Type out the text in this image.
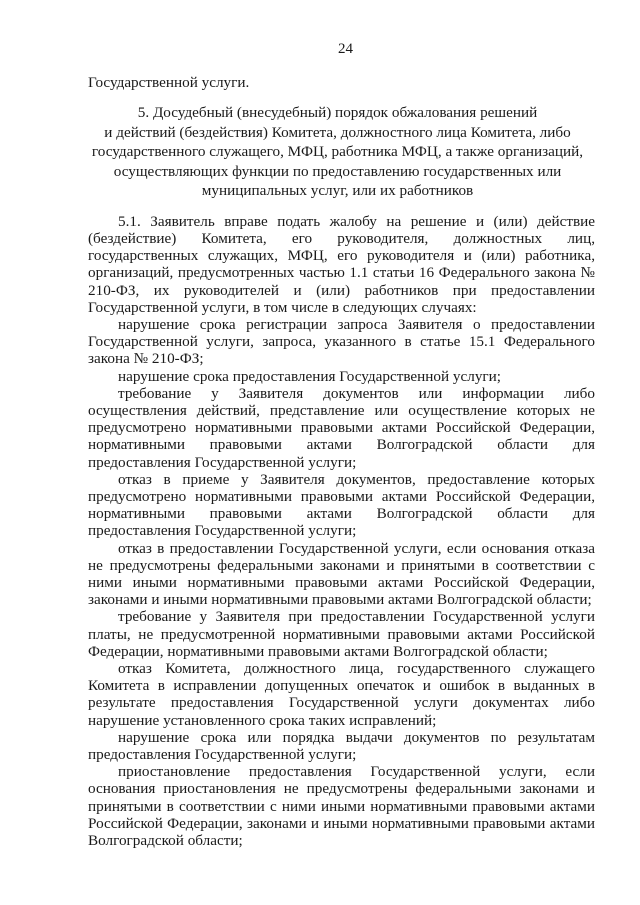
24

Государственной услуги.

5. Досудебный (внесудебный) порядок обжалования решений
и действий (бездействия) Комитета, должностного лица Комитета, либо
государственного служащего, МФЦ, работника МФЦ, а также организаций,
осуществляющих функции по предоставлению государственных или
муниципальных услуг, или их работников

5.1. Заявитель вправе подать жалобу на решение и (или) действие (бездействие) Комитета, его руководителя, должностных лиц, государственных служащих, МФЦ, его руководителя и (или) работника, организаций, предусмотренных частью 1.1 статьи 16 Федерального закона № 210-ФЗ, их руководителей и (или) работников при предоставлении Государственной услуги, в том числе в следующих случаях:

нарушение срока регистрации запроса Заявителя о предоставлении Государственной услуги, запроса, указанного в статье 15.1 Федерального закона № 210-ФЗ;

нарушение срока предоставления Государственной услуги;

требование у Заявителя документов или информации либо осуществления действий, представление или осуществление которых не предусмотрено нормативными правовыми актами Российской Федерации, нормативными правовыми актами Волгоградской области для предоставления Государственной услуги;

отказ в приеме у Заявителя документов, предоставление которых предусмотрено нормативными правовыми актами Российской Федерации, нормативными правовыми актами Волгоградской области для предоставления Государственной услуги;

отказ в предоставлении Государственной услуги, если основания отказа не предусмотрены федеральными законами и принятыми в соответствии с ними иными нормативными правовыми актами Российской Федерации, законами и иными нормативными правовыми актами Волгоградской области;

требование у Заявителя при предоставлении Государственной услуги платы, не предусмотренной нормативными правовыми актами Российской Федерации, нормативными правовыми актами Волгоградской области;

отказ Комитета, должностного лица, государственного служащего Комитета в исправлении допущенных опечаток и ошибок в выданных в результате предоставления Государственной услуги документах либо нарушение установленного срока таких исправлений;

нарушение срока или порядка выдачи документов по результатам предоставления Государственной услуги;

приостановление предоставления Государственной услуги, если основания приостановления не предусмотрены федеральными законами и принятыми в соответствии с ними иными нормативными правовыми актами Российской Федерации, законами и иными нормативными правовыми актами Волгоградской области;
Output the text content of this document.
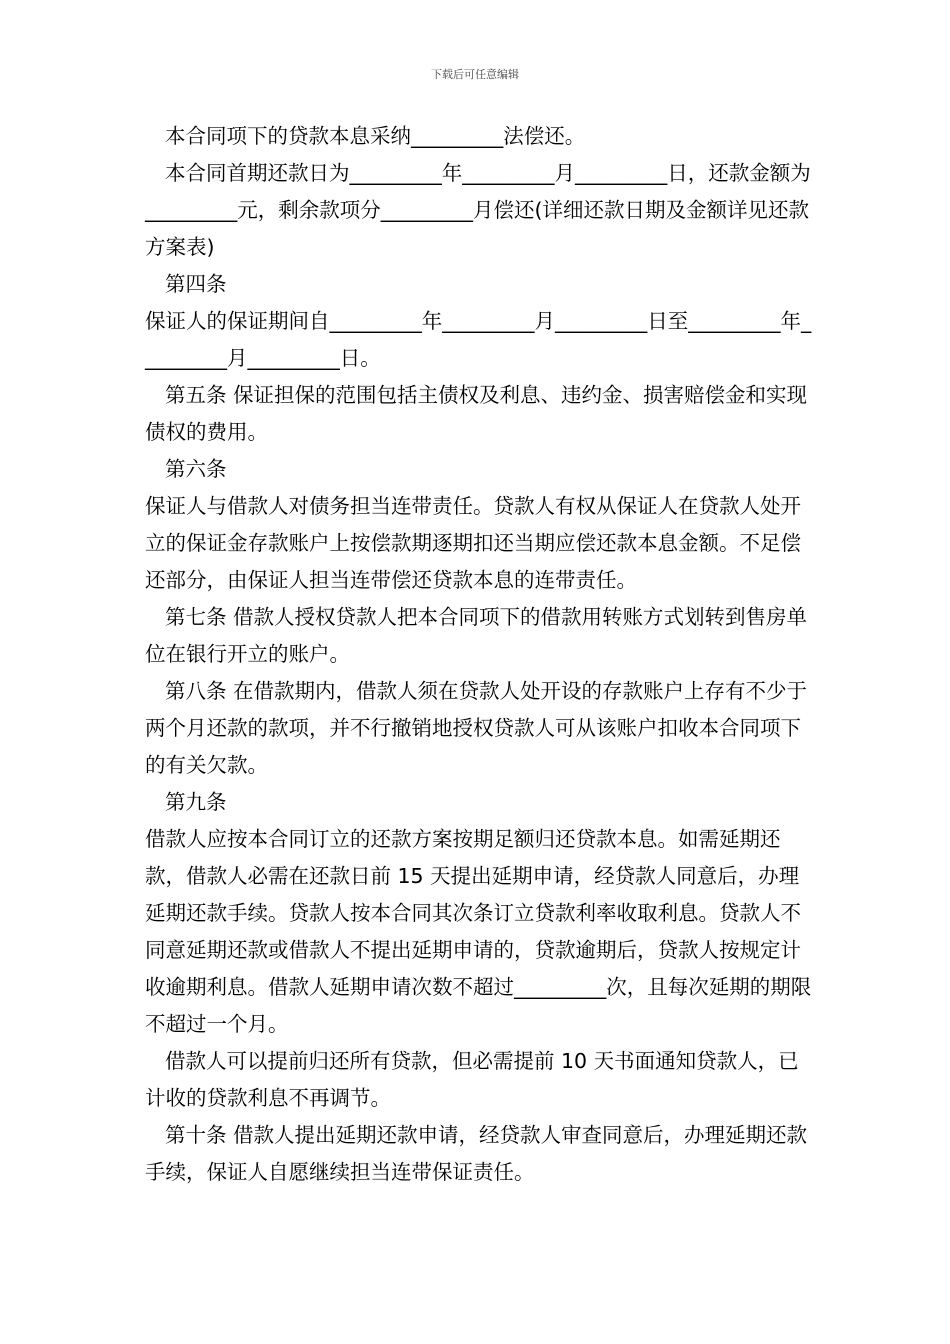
下载后可任意编辑

本合同项下的贷款本息采纳_________法偿还。

本合同首期还款日为_________年_________月_________日，还款金额为_________元，剩余款项分_________月偿还(详细还款日期及金额详见还款方案表)

第四条

保证人的保证期间自_________年_________月_________日至_________年_________月_________日。

第五条 保证担保的范围包括主债权及利息、违约金、损害赔偿金和实现债权的费用。

第六条

保证人与借款人对债务担当连带责任。贷款人有权从保证人在贷款人处开立的保证金存款账户上按偿款期逐期扣还当期应偿还款本息金额。不足偿还部分，由保证人担当连带偿还贷款本息的连带责任。

第七条 借款人授权贷款人把本合同项下的借款用转账方式划转到售房单位在银行开立的账户。

第八条 在借款期内，借款人须在贷款人处开设的存款账户上存有不少于两个月还款的款项，并不行撤销地授权贷款人可从该账户扣收本合同项下的有关欠款。

第九条

借款人应按本合同订立的还款方案按期足额归还贷款本息。如需延期还款，借款人必需在还款日前 15 天提出延期申请，经贷款人同意后，办理延期还款手续。贷款人按本合同其次条订立贷款利率收取利息。贷款人不同意延期还款或借款人不提出延期申请的，贷款逾期后，贷款人按规定计收逾期利息。借款人延期申请次数不超过_________次，且每次延期的期限不超过一个月。

借款人可以提前归还所有贷款，但必需提前 10 天书面通知贷款人，已计收的贷款利息不再调节。

第十条 借款人提出延期还款申请，经贷款人审查同意后，办理延期还款手续，保证人自愿继续担当连带保证责任。
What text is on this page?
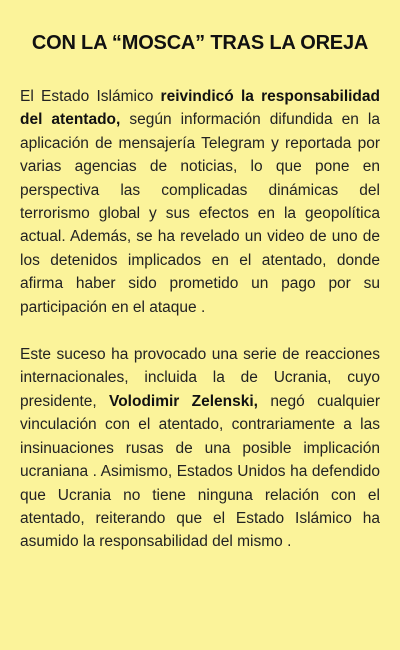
CON LA “MOSCA” TRAS LA OREJA

El Estado Islámico reivindicó la responsabilidad del atentado, según información difundida en la aplicación de mensajería Telegram y reportada por varias agencias de noticias, lo que pone en perspectiva las complicadas dinámicas del terrorismo global y sus efectos en la geopolítica actual. Además, se ha revelado un video de uno de los detenidos implicados en el atentado, donde afirma haber sido prometido un pago por su participación en el ataque .

Este suceso ha provocado una serie de reacciones internacionales, incluida la de Ucrania, cuyo presidente, Volodimir Zelenski, negó cualquier vinculación con el atentado, contrariamente a las insinuaciones rusas de una posible implicación ucraniana . Asimismo, Estados Unidos ha defendido que Ucrania no tiene ninguna relación con el atentado, reiterando que el Estado Islámico ha asumido la responsabilidad del mismo .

────────────────

* **Work to complete**
Copy the records above exactly, leaving out every picture.

* **Solution for this task**
Type out the text in this image.
24

Государственной услуги.

5. Досудебный (внесудебный) порядок обжалования решений
и действий (бездействия) Комитета, должностного лица Комитета, либо
государственного служащего, МФЦ, работника МФЦ, а также организаций,
осуществляющих функции по предоставлению государственных или
муниципальных услуг, или их работников

5.1. Заявитель вправе подать жалобу на решение и (или) действие (бездействие) Комитета, его руководителя, должностных лиц, государственных служащих, МФЦ, его руководителя и (или) работника, организаций, предусмотренных частью 1.1 статьи 16 Федерального закона № 210-ФЗ, их руководителей и (или) работников при предоставлении Государственной услуги, в том числе в следующих случаях:

нарушение срока регистрации запроса Заявителя о предоставлении Государственной услуги, запроса, указанного в статье 15.1 Федерального закона № 210-ФЗ;

нарушение срока предоставления Государственной услуги;

требование у Заявителя документов или информации либо осуществления действий, представление или осуществление которых не предусмотрено нормативными правовыми актами Российской Федерации, нормативными правовыми актами Волгоградской области для предоставления Государственной услуги;

отказ в приеме у Заявителя документов, предоставление которых предусмотрено нормативными правовыми актами Российской Федерации, нормативными правовыми актами Волгоградской области для предоставления Государственной услуги;

отказ в предоставлении Государственной услуги, если основания отказа не предусмотрены федеральными законами и принятыми в соответствии с ними иными нормативными правовыми актами Российской Федерации, законами и иными нормативными правовыми актами Волгоградской области;

требование у Заявителя при предоставлении Государственной услуги платы, не предусмотренной нормативными правовыми актами Российской Федерации, нормативными правовыми актами Волгоградской области;

отказ Комитета, должностного лица, государственного служащего Комитета в исправлении допущенных опечаток и ошибок в выданных в результате предоставления Государственной услуги документах либо нарушение установленного срока таких исправлений;

нарушение срока или порядка выдачи документов по результатам предоставления Государственной услуги;

приостановление предоставления Государственной услуги, если основания приостановления не предусмотрены федеральными законами и принятыми в соответствии с ними иными нормативными правовыми актами Российской Федерации, законами и иными нормативными правовыми актами Волгоградской области;
Output the text content of this document.
下载后可任意编辑

本合同项下的贷款本息采纳_________法偿还。

本合同首期还款日为_________年_________月_________日，还款金额为_________元，剩余款项分_________月偿还(详细还款日期及金额详见还款方案表)

第四条

保证人的保证期间自_________年_________月_________日至_________年_________月_________日。

第五条 保证担保的范围包括主债权及利息、违约金、损害赔偿金和实现债权的费用。

第六条

保证人与借款人对债务担当连带责任。贷款人有权从保证人在贷款人处开立的保证金存款账户上按偿款期逐期扣还当期应偿还款本息金额。不足偿还部分，由保证人担当连带偿还贷款本息的连带责任。

第七条 借款人授权贷款人把本合同项下的借款用转账方式划转到售房单位在银行开立的账户。

第八条 在借款期内，借款人须在贷款人处开设的存款账户上存有不少于两个月还款的款项，并不行撤销地授权贷款人可从该账户扣收本合同项下的有关欠款。

第九条

借款人应按本合同订立的还款方案按期足额归还贷款本息。如需延期还款，借款人必需在还款日前 15 天提出延期申请，经贷款人同意后，办理延期还款手续。贷款人按本合同其次条订立贷款利率收取利息。贷款人不同意延期还款或借款人不提出延期申请的，贷款逾期后，贷款人按规定计收逾期利息。借款人延期申请次数不超过_________次，且每次延期的期限不超过一个月。

借款人可以提前归还所有贷款，但必需提前 10 天书面通知贷款人，已计收的贷款利息不再调节。

第十条 借款人提出延期还款申请，经贷款人审查同意后，办理延期还款手续，保证人自愿继续担当连带保证责任。
What text is on this page?
CON LA “MOSCA” TRAS LA OREJA

El Estado Islámico reivindicó la responsabilidad del atentado, según información difundida en la aplicación de mensajería Telegram y reportada por varias agencias de noticias, lo que pone en perspectiva las complicadas dinámicas del terrorismo global y sus efectos en la geopolítica actual. Además, se ha revelado un video de uno de los detenidos implicados en el atentado, donde afirma haber sido prometido un pago por su participación en el ataque .

Este suceso ha provocado una serie de reacciones internacionales, incluida la de Ucrania, cuyo presidente, Volodimir Zelenski, negó cualquier vinculación con el atentado, contrariamente a las insinuaciones rusas de una posible implicación ucraniana . Asimismo, Estados Unidos ha defendido que Ucrania no tiene ninguna relación con el atentado, reiterando que el Estado Islámico ha asumido la responsabilidad del mismo .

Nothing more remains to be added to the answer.